+++ Listed records
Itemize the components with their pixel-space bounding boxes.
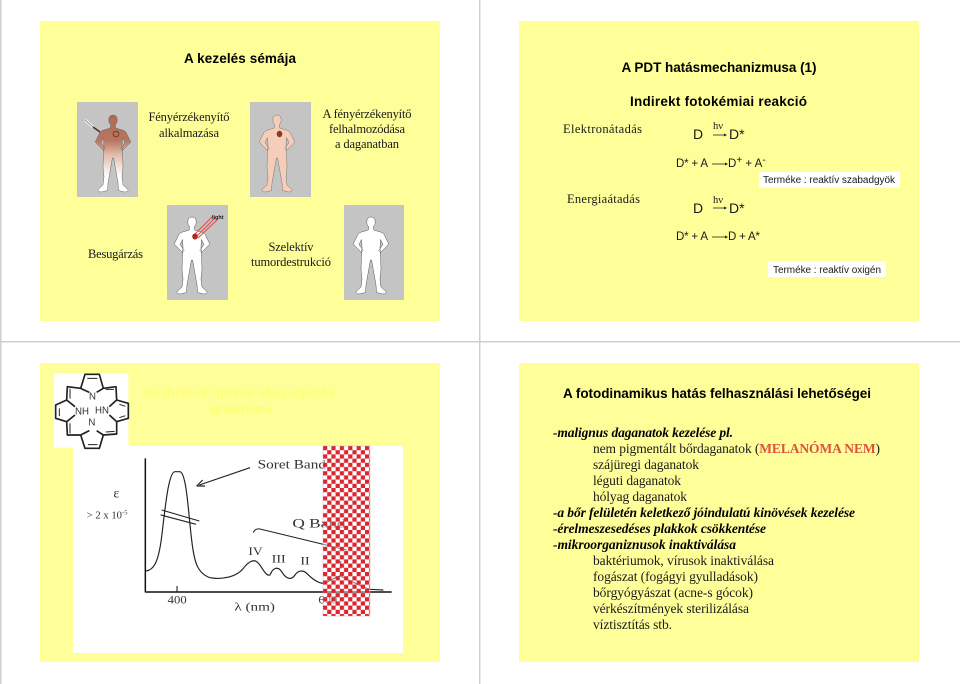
text block: list of uses xyxy=(553,425,880,632)
text block: list of uses: bőrgyógyászat (acne-s gócok) xyxy=(593,585,753,600)
reaction: electron transfer products: D xyxy=(728,158,736,170)
heading: faint yellow title xyxy=(145,386,335,416)
reaction: energy transfer excitation: D xyxy=(693,200,703,216)
text: irradiation: Besugárzás xyxy=(88,247,143,261)
reaction: electron transfer products: + xyxy=(736,155,742,166)
panel: applications of the photodynamic effect xyxy=(519,363,919,662)
diagram: porphyrin structure xyxy=(54,373,128,448)
reaction: electron transfer products: D* + A xyxy=(676,158,708,170)
arrow: Soret band pointer xyxy=(197,468,250,486)
text: selective tumour destruction: tumordestrukció xyxy=(251,255,331,269)
reaction: electron transfer excitation xyxy=(693,121,745,142)
panel: treatment scheme xyxy=(40,21,440,321)
chart: absorption spectrum xyxy=(87,458,392,614)
heading: faint yellow title: Porfirinok tipikus abszorpciós xyxy=(145,386,335,400)
text block: list of uses: -a bőr felületén keletkező jóindulatú kinövések kezelése xyxy=(553,505,855,520)
label: electron transfer: Elektronátadás xyxy=(563,122,642,136)
panel: porphyrin absorption spectrum xyxy=(40,363,440,662)
chart: absorption spectrum: III xyxy=(272,551,286,565)
reaction: electron transfer products: - xyxy=(762,155,766,166)
chart: absorption spectrum: I xyxy=(339,557,343,571)
reaction: energy transfer excitation: hν xyxy=(713,195,723,206)
chart background xyxy=(73,446,403,653)
diagram: porphyrin structure: N xyxy=(88,418,95,429)
text block: list of uses: léguti daganatok xyxy=(593,473,681,488)
chart: absorption spectrum: II xyxy=(300,553,310,567)
subheading: indirect photochemical reaction: Indirekt fotokémiai reakció xyxy=(630,94,807,109)
reaction: energy transfer products: D + A* xyxy=(728,231,761,243)
chart: absorption spectrum: > 2 x 10 xyxy=(87,510,122,521)
text: photosensitizer application: Fényérzékenyítő xyxy=(148,110,230,124)
heading: treatment scheme: A kezelés sémája xyxy=(184,51,296,66)
reaction: electron transfer excitation: D* xyxy=(729,126,745,142)
chart: absorption spectrum: 600 xyxy=(318,594,338,606)
heading: faint yellow title: spektruma xyxy=(208,402,272,416)
text block: list of uses: szájüregi daganatok xyxy=(593,457,699,472)
reaction: energy transfer products xyxy=(676,231,761,243)
text: accumulation in the tumour: felhalmozódása xyxy=(329,122,405,136)
heading: applications: A fotodinamikus hatás felhasználási lehetőségei xyxy=(563,386,871,401)
callout: free radical product xyxy=(759,172,900,188)
text: selective tumour destruction: Szelektív xyxy=(268,240,314,254)
panel: PDT mechanism xyxy=(519,21,919,321)
callout: free radical product: Terméke : reaktív szabadgyök xyxy=(763,175,896,186)
figure: body after treatment xyxy=(344,205,404,300)
text: selective tumour destruction xyxy=(251,240,331,269)
figure: irradiation with light: light xyxy=(212,215,224,221)
diagram: porphyrin structure: NH xyxy=(75,406,89,417)
callout: reactive oxygen product xyxy=(768,261,886,277)
chart: absorption spectrum: Q Band xyxy=(292,517,347,531)
text: accumulation in the tumour: A fényérzékenyítő xyxy=(322,107,412,121)
label: energy transfer: Energiaátadás xyxy=(567,192,640,206)
chart: absorption spectrum: IV xyxy=(248,544,263,558)
text block: list of uses: vérkészítmények sterilizálása xyxy=(593,601,749,616)
text block: list of uses: -malignus daganatok kezelése pl. xyxy=(553,425,733,440)
text block: list of uses: víztisztítás stb. xyxy=(593,617,672,632)
text block: list of uses: fogászat (fogágyi gyulladások) xyxy=(593,569,758,584)
reaction: energy transfer excitation: D* xyxy=(729,200,745,216)
text: accumulation in the tumour xyxy=(322,107,412,151)
highlight: therapeutic window checker band xyxy=(323,446,370,616)
text block: list of uses: -mikroorganiznusok inaktiválása xyxy=(553,537,736,552)
text: accumulation in the tumour: a daganatban xyxy=(335,137,400,151)
callout: reactive oxygen product: Terméke : reaktív oxigén xyxy=(773,265,881,276)
figure: photosensitizer application xyxy=(77,102,138,197)
reaction: electron transfer products xyxy=(676,155,766,170)
diagram: porphyrin structure: HN xyxy=(95,405,109,416)
heading: PDT mechanism: A PDT hatásmechanizmusa (1) xyxy=(622,60,816,75)
text: photosensitizer application: alkalmazása xyxy=(159,126,219,140)
reaction: electron transfer products: + A xyxy=(742,158,763,170)
text block: list of uses: -érelmeszesedéses plakkok csökkentése xyxy=(553,521,766,536)
chart: absorption spectrum: λ (nm) xyxy=(234,600,275,614)
reaction: energy transfer products: D* + A xyxy=(676,231,708,243)
figure: irradiation with light xyxy=(167,205,228,300)
diagram: porphyrin structure: N xyxy=(89,392,96,403)
text block: list of uses: hólyag daganatok xyxy=(593,489,687,504)
chart: absorption spectrum: -5 xyxy=(122,510,128,517)
figure: accumulation in the tumour xyxy=(250,102,311,197)
text block: list of uses: nem pigmentált bőrdaganatok (MELANÓMA NEM) xyxy=(593,441,880,456)
reaction: electron transfer excitation: D xyxy=(693,126,703,142)
reaction: energy transfer excitation xyxy=(693,195,745,216)
chart: absorption spectrum: 400 xyxy=(168,594,187,606)
chart: absorption spectrum: Soret Band xyxy=(258,458,327,472)
chart: absorption spectrum: ε xyxy=(113,486,119,501)
reaction: electron transfer excitation: hν xyxy=(713,121,723,132)
text block: list of uses: baktériumok, vírusok inaktiválása xyxy=(593,553,774,568)
absorption curve xyxy=(146,472,383,590)
text: photosensitizer application xyxy=(148,110,230,140)
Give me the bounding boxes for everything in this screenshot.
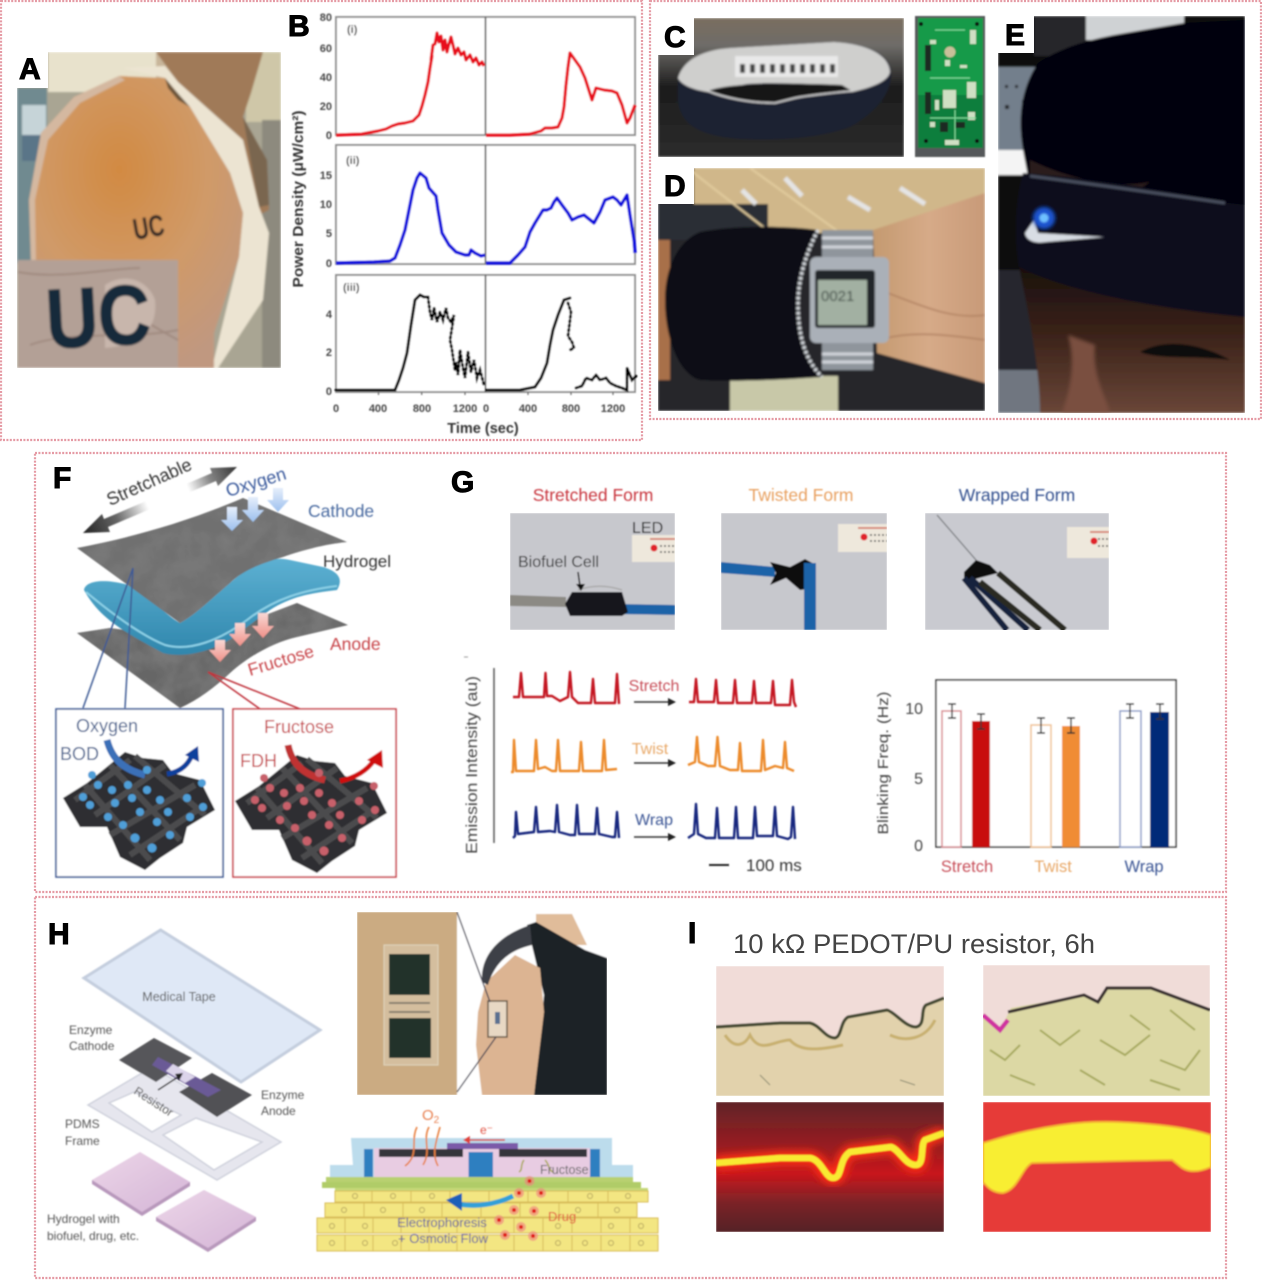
panel I title: 10 kΩ PEDOT/PU resistor, 6h <box>733 929 1095 959</box>
form headings: Twisted Form <box>748 485 854 505</box>
layer labels: Anode <box>261 1104 296 1118</box>
axis labels: (iii) <box>343 282 360 294</box>
axis labels: 15 <box>320 170 332 182</box>
chart: emission intensity traces <box>464 657 802 875</box>
anode sheet <box>77 603 348 708</box>
axis labels: 0 <box>326 130 332 142</box>
axis labels: Power Density (μW/cm²) <box>290 110 307 287</box>
drug dots <box>494 1176 546 1241</box>
cross-section labels: Electrophoresis <box>397 1215 487 1230</box>
axis labels: 400 <box>369 403 387 415</box>
inset: cathode enzyme BOD <box>56 709 223 877</box>
oxygen label: O <box>422 1107 434 1124</box>
callout lines <box>83 568 133 708</box>
axis labels: 60 <box>320 43 332 55</box>
photo E: headband with blue LED <box>998 16 1245 413</box>
wrap label and arrow <box>634 812 676 841</box>
inset: anode enzyme FDH <box>233 709 396 877</box>
hydrogel pads <box>92 1152 256 1252</box>
micrograph: brightfield, treated <box>983 965 1210 1096</box>
micrograph: fluorescence, treated <box>983 1102 1211 1232</box>
enzyme electrodes and resistor: Resistor <box>131 1084 176 1119</box>
axis labels: 800 <box>562 403 580 415</box>
photo A: UC tattoo on shoulder <box>17 52 281 368</box>
chart: blinking frequency bars: Wrap <box>1124 858 1164 876</box>
oxygen text: Oxygen <box>223 464 289 501</box>
stretch traces <box>513 672 796 707</box>
axis labels: 1200 <box>453 403 477 415</box>
tattoo text on arm: UC <box>130 207 167 247</box>
chart: blinking frequency bars <box>876 680 1176 876</box>
axis labels: 5 <box>326 228 332 240</box>
label B: B <box>288 10 310 43</box>
PDMS frame <box>88 1067 281 1180</box>
electron label: e⁻ <box>480 1123 493 1137</box>
photo: stretched form: LED <box>632 520 663 537</box>
photo C: headband with biofuel cell <box>658 18 904 157</box>
fructose arrows <box>209 613 274 662</box>
oxygen arrows <box>221 488 289 531</box>
panel: stretchable biofuel cell (F and G) <box>35 453 1226 892</box>
diagram F: layered device <box>56 454 396 877</box>
flow arrow <box>446 1193 513 1211</box>
layer labels: biofuel, drug, etc. <box>47 1229 139 1243</box>
micrograph: brightfield, control <box>716 966 944 1096</box>
photo D: wristband powering watch <box>658 168 985 411</box>
cross-section of patch on skin: Fructose <box>540 1163 589 1177</box>
axis labels: 10 <box>320 199 332 211</box>
layer labels: Enzyme <box>261 1088 305 1102</box>
axis labels: 1200 <box>601 403 625 415</box>
photo: wrapped form <box>925 513 1109 630</box>
twist traces <box>511 737 794 772</box>
form headings: Stretched Form <box>533 485 653 505</box>
photo: stretched form: Biofuel Cell <box>518 554 599 571</box>
wrap label and arrow: Wrap <box>635 812 673 829</box>
chart: blinking frequency bars: 10 <box>905 701 923 718</box>
stretch arrow <box>83 467 237 533</box>
chart: blinking frequency bars: Twist <box>1034 858 1072 876</box>
skin cell layers <box>317 1191 658 1251</box>
oxygen label: 2 <box>434 1115 440 1126</box>
label C background <box>658 18 694 55</box>
inset: anode enzyme FDH: Fructose <box>264 717 334 737</box>
layer labels <box>47 1023 305 1243</box>
layer labels: PDMS <box>65 1117 100 1131</box>
cathode sheet <box>77 498 347 623</box>
axis labels: (i) <box>347 24 358 36</box>
label A background <box>17 52 48 88</box>
label C: C <box>664 21 686 54</box>
axis labels: 0 <box>326 386 332 398</box>
label F: F <box>53 462 71 495</box>
medical tape: Medical Tape <box>142 990 216 1004</box>
axis labels: 20 <box>320 101 332 113</box>
label E: E <box>1005 19 1025 52</box>
chart: blinking frequency bars: 0 <box>914 838 923 855</box>
inset: cathode enzyme BOD: Oxygen <box>76 716 138 736</box>
photo: twisted form <box>721 513 887 630</box>
axis labels: 2 <box>326 347 332 359</box>
layer labels: Fructose <box>245 641 316 680</box>
chart: blinking frequency bars: Stretch <box>941 858 993 876</box>
chart B: power density traces <box>290 12 636 437</box>
label H: H <box>48 918 70 951</box>
trace (iii) black <box>336 295 636 390</box>
hydrogel layer <box>84 559 340 655</box>
axis labels: (ii) <box>346 155 360 167</box>
cross-section labels: Drug <box>548 1209 576 1224</box>
layer labels: Cathode <box>308 501 374 521</box>
trace (i) red <box>336 33 635 135</box>
panel: headband and wristband demos (C, D, E) <box>650 1 1261 419</box>
label D: D <box>664 170 686 203</box>
chart: blinking frequency bars: Blinking Freq. (Hz) <box>876 692 892 834</box>
inset: UC tattoo close-up <box>18 260 178 368</box>
time scale bar <box>709 856 802 875</box>
axis labels: 0 <box>483 403 489 415</box>
cross-section of patch on skin <box>317 1107 658 1251</box>
stretchable text: Stretchable <box>103 454 195 510</box>
form headings: Wrapped Form <box>959 485 1075 505</box>
cross-section labels: + Osmotic Flow <box>398 1231 489 1246</box>
axis labels: 4 <box>326 309 333 321</box>
axis labels <box>290 12 625 437</box>
photo: stretched form <box>510 513 675 630</box>
time scale bar: 100 ms <box>746 856 802 875</box>
layer labels: Enzyme <box>69 1023 113 1037</box>
enzyme electrodes and resistor <box>119 1038 252 1119</box>
exploded view of patch <box>47 930 320 1252</box>
label I: I <box>688 917 696 950</box>
layer labels: Hydrogel <box>323 552 391 571</box>
axis labels: Time (sec) <box>447 421 519 437</box>
axis labels: 0 <box>326 258 332 270</box>
layer labels <box>245 501 391 680</box>
micrograph: fluorescence, control <box>716 1102 944 1232</box>
layer labels: Cathode <box>69 1039 115 1053</box>
label D background <box>658 168 694 204</box>
chart: blinking frequency bars: 5 <box>914 771 923 788</box>
axis labels: 400 <box>519 403 537 415</box>
wrap traces <box>513 804 795 839</box>
chart: emission intensity traces: Emission Intensity (au) <box>464 676 481 854</box>
trace (ii) blue <box>336 173 635 263</box>
stretch label and arrow <box>629 678 679 706</box>
twist label and arrow: Twist <box>632 741 669 758</box>
medical tape <box>84 930 320 1082</box>
label A: A <box>19 53 41 86</box>
layer labels: Hydrogel with <box>47 1212 120 1226</box>
inset letters UC: UC <box>44 267 152 366</box>
layer labels: Anode <box>330 634 381 654</box>
twist label and arrow <box>632 741 676 767</box>
label G: G <box>451 466 474 499</box>
axis labels: 800 <box>413 403 431 415</box>
layer labels: Frame <box>65 1134 100 1148</box>
watch display: 0021 <box>821 288 854 305</box>
cross-section labels <box>397 1209 576 1246</box>
label E background <box>998 16 1034 53</box>
axis labels: 0 <box>333 403 339 415</box>
axis labels: 40 <box>320 72 332 84</box>
stretch label and arrow: Stretch <box>629 678 679 695</box>
inset: cathode enzyme BOD: BOD <box>60 744 99 764</box>
photo: patch on upper arm <box>357 912 607 1095</box>
inset: anode enzyme FDH: FDH <box>240 751 277 771</box>
axis labels: 80 <box>320 12 332 24</box>
panel: iontophoretic skin patch (H and I) <box>35 897 1226 1278</box>
form headings <box>533 485 1075 505</box>
photo: circuit board <box>915 16 985 157</box>
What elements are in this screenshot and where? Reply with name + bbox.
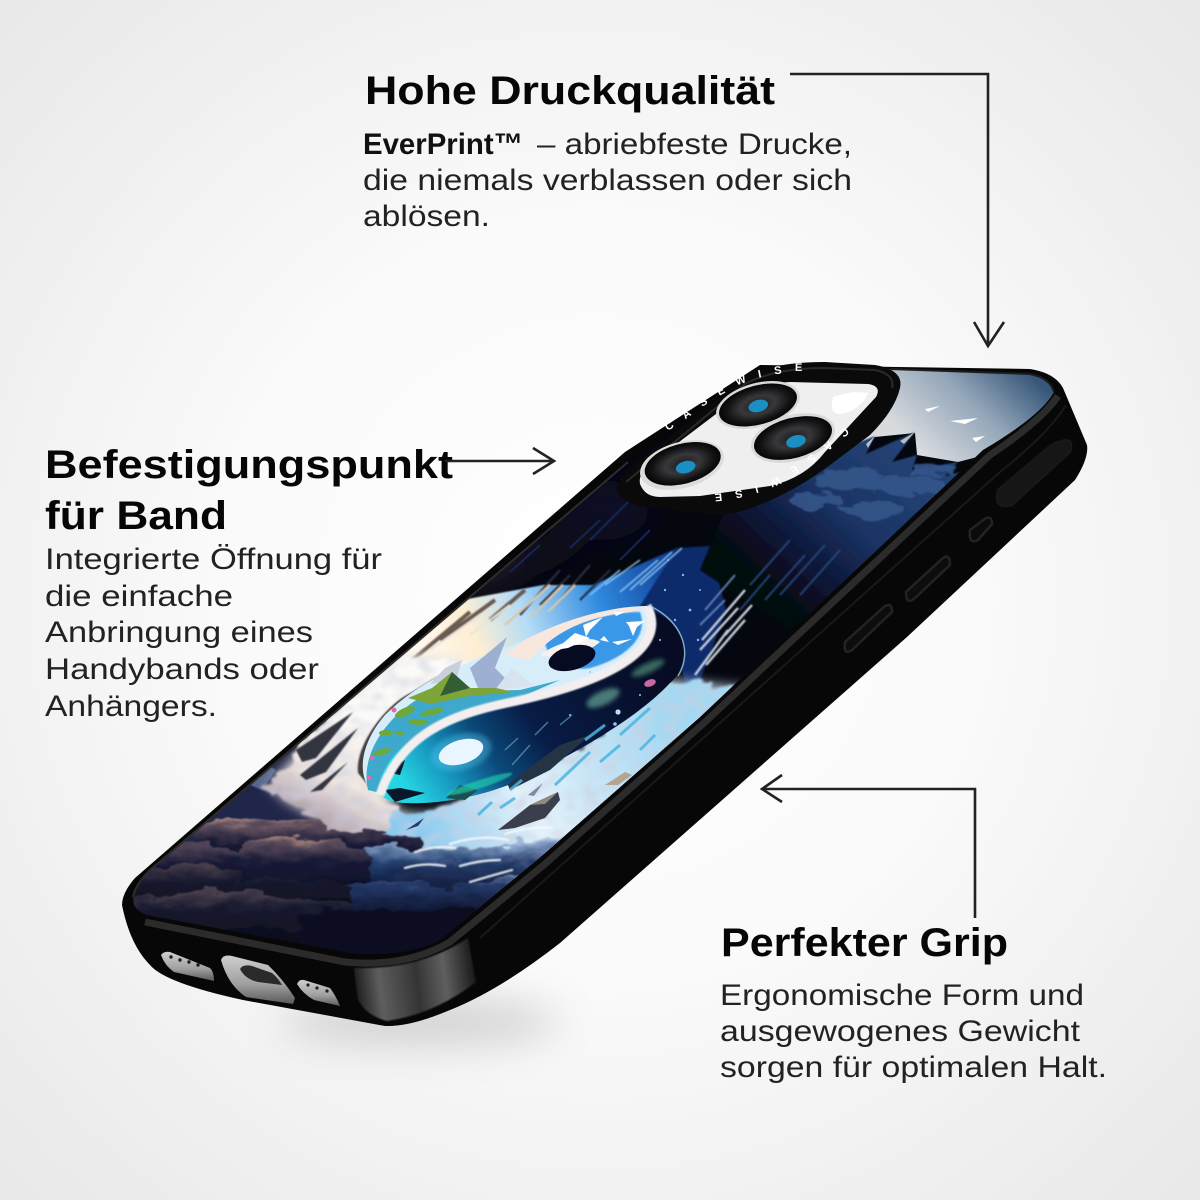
++++++
* _Your assignment_: Your reply must consist of a number alone: the count of lines in the listing that contain the string "excitation".

* _Result_: 8